## begin Selected text
A blog by Mel Riser about LifeBoat Permaculture and Solar Villages

Tuesday, November 08, 2005

From a friend working in India

This is a letter from a friend working in New Delhi, India for the next few months.


This city is really 4 cities across a border of 2 'states' (sort of like Kansas city) - New Delhi, Delhi, Gurgaon, Noida, which together compromise something called NRC - for National Region of something or other - with 25 - 30 million people in the entire 'city' - it is truly an ocean of flesh, cement, various vehicles mixed with cows and camels, and much squalor, that goes on and on and on - about 200 kilometers wide. More than 40% are considered 'poor' - this means no house , no water, no food, no job, no nothing. The contrast of the poverty sitting at the steps of a relatively high tech industrial machine, with its exotic skyscrapers, etc - is extreme and chilling.
This is not a touristed city and so foreigners are quite rare - in fact I have seen about 2 Caucasians besides ourselves (4 of us) since we got here. So as can be imaged - even though they have western TV and movies - to see 'us' white folks in the actual flesh is unusual - we are stared at heavily and are of 'jaw dropping' material...even at this day in India's capital. Fortunately - I am a giant here - of the millions I have already passed, I have yet to see anyone taller than I....I feel safe - the people are very nice - I believe this is because Hindu's (80% of the population) are just plain mellow people - it's seems part of their religion...also - even though there seems to be a huge lack of authority - no police to speak of or military that one can see - strong family values keep people 'in line' via their morals and conscience.
With a population so large in a city with zero zoning laws - or respect for any laws or rules in general - one can only imagine what traffic is like. To truly experience it is pretty unfathomable from a US perspective - since I spend 3to 4 hours per day in it (traffic) I will start with describing this aspect of Delhi life.
## end Selected text
## begin Supplied data
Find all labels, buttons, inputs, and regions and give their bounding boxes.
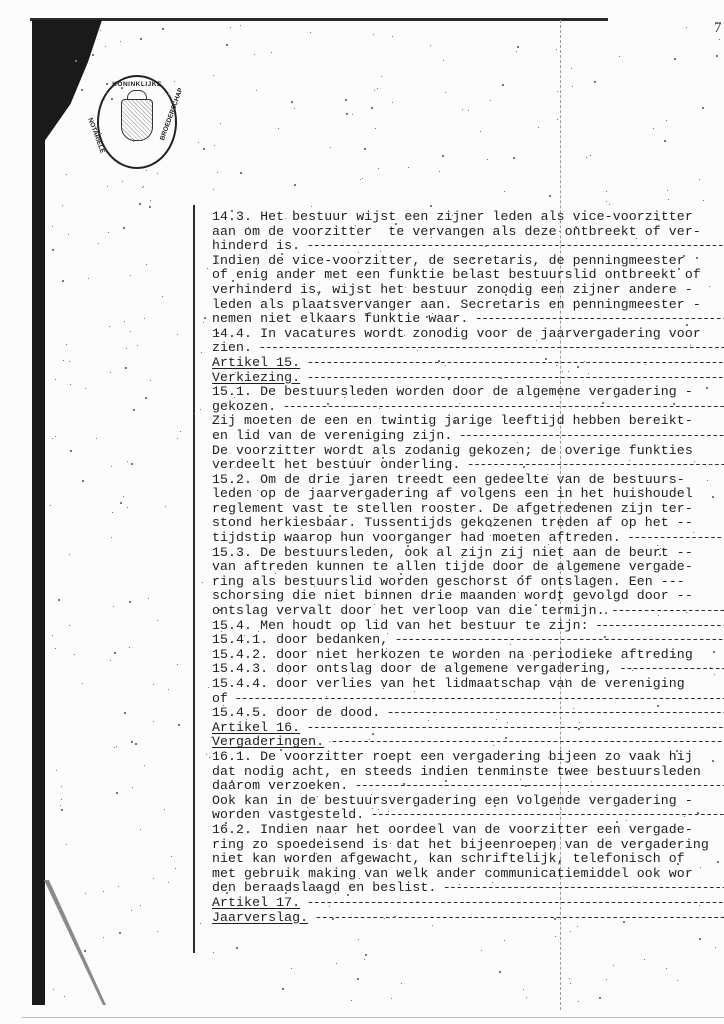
## end Supplied data
Given exercise 1: In the letter from Delhi, extract the passage from "With a population" to "of Delhi life.".
Given exercise 2:
Based on the letter from Delhi, mark each statement yes or no, quoting the words that decide it:
(a) The writer has met several people in the city taller than the writer.
(b) More than 40% of the people there are considered poor.
(c) The city has strict zoning laws.
Given exercise 3: Write the next part of the letter from Delhi, continuing from its last sentence.

Written reply 1:
With a population so large in a city with zero zoning laws - or respect for any laws or rules in general - one can only imagine what traffic is like. To truly experience it is pretty unfathomable from a US perspective - since I spend 3to 4 hours per day in it (traffic) I will start with describing this aspect of Delhi life.

Written reply 2:
(a) No: "of the millions I have already passed, I have yet to see anyone taller than I"
(b) Yes: "More than 40% are considered 'poor'"
(c) No: "a city with zero zoning laws"

Written reply 3:
We daily drive the 'inner loop' - this is a 4 lane road with a heavy median of stone and rubble down the center so that the 2 lanes of opposing traffic rarely can collide. These 2 'lanes' per side are treated as 5 - 7 lanes of actual traffic as the there is absolutely no respect for any lane division lines, nor for any traffic signals or lights. There exists no real 'police' that I have seen. It is the most insane traffic I have witnessed anywhere on the earth and I thought Bangkok was crazy. The aggressiveness of the drivers is unimaginable until you see it - only surpassed by their mellowness with collisions and lack of reaction to what would seem to us to be the most extreme driving rudeness - fortunately - with so many people - speeds never get much above 30 MPH - the fastest we have yet to go is 80 KPH (48 MPH) - and that is exceedingly dangerous as one cannot predict what will jump out in front at those speeds....there is just so much flesh everywhere. We have already been in 2 significant 'hits' - no one stop for wrecks - you simply drive on faster and do not look back. Wrecks that incapacitate vehicles do not generate too much of a jam as there is no rubbernecking - rather it just another opportunity to take advantage of an opening once past the wreck. The space allowed between vehicles - of which there is every type and variety - is literally inside of an inch constantly - it has to seen to be believed. The skill required to drive on the main drags is considerable to handle these close proximity high precision driving stunts - intersections are no different than the 'crazy 8' races - with cars shooting the gaps at 90 degrees to each other - often accerlating into the intersection rather than slowing - I suppose to reduce your time in the intersection that may be exposed to oncoming traffic. A horn is one of the most important pieces of standard equipment - taking the place of turn signals, brake lights, and more - in fact it is a courtesy to blow your horn when passing - not rudeness - hence everyone is blowing their horns all the time - pure cacophony on the roads.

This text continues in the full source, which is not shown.